## EXERCISE BRIEF
Give an exact transcription of every line, dropping the images.

## GIVEN RECORDS

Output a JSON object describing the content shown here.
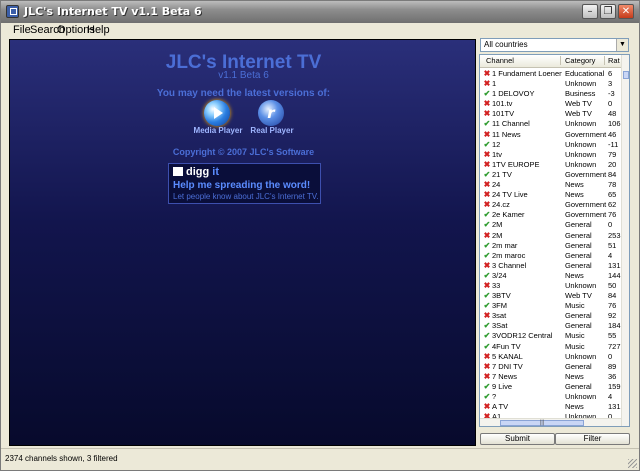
{
  "window": {
    "title": "JLC's Internet TV v1.1 Beta 6"
  },
  "menu": [
    "File",
    "Search",
    "Options",
    "Help"
  ],
  "promo": {
    "title": "JLC's Internet TV",
    "version": "v1.1 Beta 6",
    "need": "You may need the latest versions of:",
    "players": [
      "Media Player",
      "Real Player"
    ],
    "copyright": "Copyright © 2007 JLC's Software",
    "digg_label": "digg",
    "digg_it": "it",
    "help_text": "Help me spreading the word!",
    "let_text": "Let people know about JLC's Internet TV."
  },
  "filter": {
    "country": "All countries"
  },
  "table": {
    "columns": [
      "Channel",
      "Category",
      "Rat"
    ],
    "rows": [
      {
        "status": "bad",
        "channel": "1 Fundament Loenen",
        "category": "Educational",
        "rating": "6"
      },
      {
        "status": "bad",
        "channel": "1",
        "category": "Unknown",
        "rating": "3"
      },
      {
        "status": "ok",
        "channel": "1 DELOVOY",
        "category": "Business",
        "rating": "-3"
      },
      {
        "status": "bad",
        "channel": "101.tv",
        "category": "Web TV",
        "rating": "0"
      },
      {
        "status": "bad",
        "channel": "101TV",
        "category": "Web TV",
        "rating": "48"
      },
      {
        "status": "ok",
        "channel": "11 Channel",
        "category": "Unknown",
        "rating": "106"
      },
      {
        "status": "bad",
        "channel": "11 News",
        "category": "Government",
        "rating": "46"
      },
      {
        "status": "ok",
        "channel": "12",
        "category": "Unknown",
        "rating": "-11"
      },
      {
        "status": "bad",
        "channel": "1tv",
        "category": "Unknown",
        "rating": "79"
      },
      {
        "status": "bad",
        "channel": "1TV EUROPE",
        "category": "Unknown",
        "rating": "20"
      },
      {
        "status": "ok",
        "channel": "21 TV",
        "category": "Government",
        "rating": "84"
      },
      {
        "status": "bad",
        "channel": "24",
        "category": "News",
        "rating": "78"
      },
      {
        "status": "bad",
        "channel": "24 TV Live",
        "category": "News",
        "rating": "65"
      },
      {
        "status": "bad",
        "channel": "24.cz",
        "category": "Government",
        "rating": "62"
      },
      {
        "status": "ok",
        "channel": "2e Kamer",
        "category": "Government",
        "rating": "76"
      },
      {
        "status": "ok",
        "channel": "2M",
        "category": "General",
        "rating": "0"
      },
      {
        "status": "bad",
        "channel": "2M",
        "category": "General",
        "rating": "253"
      },
      {
        "status": "ok",
        "channel": "2m mar",
        "category": "General",
        "rating": "51"
      },
      {
        "status": "ok",
        "channel": "2m maroc",
        "category": "General",
        "rating": "4"
      },
      {
        "status": "bad",
        "channel": "3 Channel",
        "category": "General",
        "rating": "131"
      },
      {
        "status": "ok",
        "channel": "3/24",
        "category": "News",
        "rating": "144"
      },
      {
        "status": "bad",
        "channel": "33",
        "category": "Unknown",
        "rating": "50"
      },
      {
        "status": "ok",
        "channel": "3BTV",
        "category": "Web TV",
        "rating": "84"
      },
      {
        "status": "ok",
        "channel": "3FM",
        "category": "Music",
        "rating": "76"
      },
      {
        "status": "bad",
        "channel": "3sat",
        "category": "General",
        "rating": "92"
      },
      {
        "status": "ok",
        "channel": "3Sat",
        "category": "General",
        "rating": "184"
      },
      {
        "status": "ok",
        "channel": "3VODR12 Central",
        "category": "Music",
        "rating": "55"
      },
      {
        "status": "ok",
        "channel": "4Fun TV",
        "category": "Music",
        "rating": "727"
      },
      {
        "status": "bad",
        "channel": "5 KANAL",
        "category": "Unknown",
        "rating": "0"
      },
      {
        "status": "bad",
        "channel": "7 DNI TV",
        "category": "General",
        "rating": "89"
      },
      {
        "status": "bad",
        "channel": "7 News",
        "category": "News",
        "rating": "36"
      },
      {
        "status": "ok",
        "channel": "9 Live",
        "category": "General",
        "rating": "159"
      },
      {
        "status": "ok",
        "channel": "?",
        "category": "Unknown",
        "rating": "4"
      },
      {
        "status": "bad",
        "channel": "A TV",
        "category": "News",
        "rating": "131"
      },
      {
        "status": "bad",
        "channel": "A1",
        "category": "Unknown",
        "rating": "0"
      }
    ]
  },
  "buttons": {
    "submit": "Submit",
    "filter": "Filter"
  },
  "status": {
    "text": "2374 channels shown, 3 filtered"
  },
  "colors": {
    "accent": "#4b6ed6",
    "ok": "#2e9b2e",
    "bad": "#d22020"
  }
}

## COMPLETE OUTPUT
Output a JSON object describing the content shown here.
{
  "window": {
    "title": "JLC's Internet TV v1.1 Beta 6"
  },
  "menu": [
    "File",
    "Search",
    "Options",
    "Help"
  ],
  "promo": {
    "title": "JLC's Internet TV",
    "version": "v1.1 Beta 6",
    "need": "You may need the latest versions of:",
    "players": [
      "Media Player",
      "Real Player"
    ],
    "copyright": "Copyright © 2007 JLC's Software",
    "digg_label": "digg",
    "digg_it": "it",
    "help_text": "Help me spreading the word!",
    "let_text": "Let people know about JLC's Internet TV."
  },
  "filter": {
    "country": "All countries"
  },
  "table": {
    "columns": [
      "Channel",
      "Category",
      "Rat"
    ],
    "rows": [
      {
        "status": "bad",
        "channel": "1 Fundament Loenen",
        "category": "Educational",
        "rating": "6"
      },
      {
        "status": "bad",
        "channel": "1",
        "category": "Unknown",
        "rating": "3"
      },
      {
        "status": "ok",
        "channel": "1 DELOVOY",
        "category": "Business",
        "rating": "-3"
      },
      {
        "status": "bad",
        "channel": "101.tv",
        "category": "Web TV",
        "rating": "0"
      },
      {
        "status": "bad",
        "channel": "101TV",
        "category": "Web TV",
        "rating": "48"
      },
      {
        "status": "ok",
        "channel": "11 Channel",
        "category": "Unknown",
        "rating": "106"
      },
      {
        "status": "bad",
        "channel": "11 News",
        "category": "Government",
        "rating": "46"
      },
      {
        "status": "ok",
        "channel": "12",
        "category": "Unknown",
        "rating": "-11"
      },
      {
        "status": "bad",
        "channel": "1tv",
        "category": "Unknown",
        "rating": "79"
      },
      {
        "status": "bad",
        "channel": "1TV EUROPE",
        "category": "Unknown",
        "rating": "20"
      },
      {
        "status": "ok",
        "channel": "21 TV",
        "category": "Government",
        "rating": "84"
      },
      {
        "status": "bad",
        "channel": "24",
        "category": "News",
        "rating": "78"
      },
      {
        "status": "bad",
        "channel": "24 TV Live",
        "category": "News",
        "rating": "65"
      },
      {
        "status": "bad",
        "channel": "24.cz",
        "category": "Government",
        "rating": "62"
      },
      {
        "status": "ok",
        "channel": "2e Kamer",
        "category": "Government",
        "rating": "76"
      },
      {
        "status": "ok",
        "channel": "2M",
        "category": "General",
        "rating": "0"
      },
      {
        "status": "bad",
        "channel": "2M",
        "category": "General",
        "rating": "253"
      },
      {
        "status": "ok",
        "channel": "2m mar",
        "category": "General",
        "rating": "51"
      },
      {
        "status": "ok",
        "channel": "2m maroc",
        "category": "General",
        "rating": "4"
      },
      {
        "status": "bad",
        "channel": "3 Channel",
        "category": "General",
        "rating": "131"
      },
      {
        "status": "ok",
        "channel": "3/24",
        "category": "News",
        "rating": "144"
      },
      {
        "status": "bad",
        "channel": "33",
        "category": "Unknown",
        "rating": "50"
      },
      {
        "status": "ok",
        "channel": "3BTV",
        "category": "Web TV",
        "rating": "84"
      },
      {
        "status": "ok",
        "channel": "3FM",
        "category": "Music",
        "rating": "76"
      },
      {
        "status": "bad",
        "channel": "3sat",
        "category": "General",
        "rating": "92"
      },
      {
        "status": "ok",
        "channel": "3Sat",
        "category": "General",
        "rating": "184"
      },
      {
        "status": "ok",
        "channel": "3VODR12 Central",
        "category": "Music",
        "rating": "55"
      },
      {
        "status": "ok",
        "channel": "4Fun TV",
        "category": "Music",
        "rating": "727"
      },
      {
        "status": "bad",
        "channel": "5 KANAL",
        "category": "Unknown",
        "rating": "0"
      },
      {
        "status": "bad",
        "channel": "7 DNI TV",
        "category": "General",
        "rating": "89"
      },
      {
        "status": "bad",
        "channel": "7 News",
        "category": "News",
        "rating": "36"
      },
      {
        "status": "ok",
        "channel": "9 Live",
        "category": "General",
        "rating": "159"
      },
      {
        "status": "ok",
        "channel": "?",
        "category": "Unknown",
        "rating": "4"
      },
      {
        "status": "bad",
        "channel": "A TV",
        "category": "News",
        "rating": "131"
      },
      {
        "status": "bad",
        "channel": "A1",
        "category": "Unknown",
        "rating": "0"
      }
    ]
  },
  "buttons": {
    "submit": "Submit",
    "filter": "Filter"
  },
  "status": {
    "text": "2374 channels shown, 3 filtered"
  },
  "colors": {
    "accent": "#4b6ed6",
    "ok": "#2e9b2e",
    "bad": "#d22020"
  }
}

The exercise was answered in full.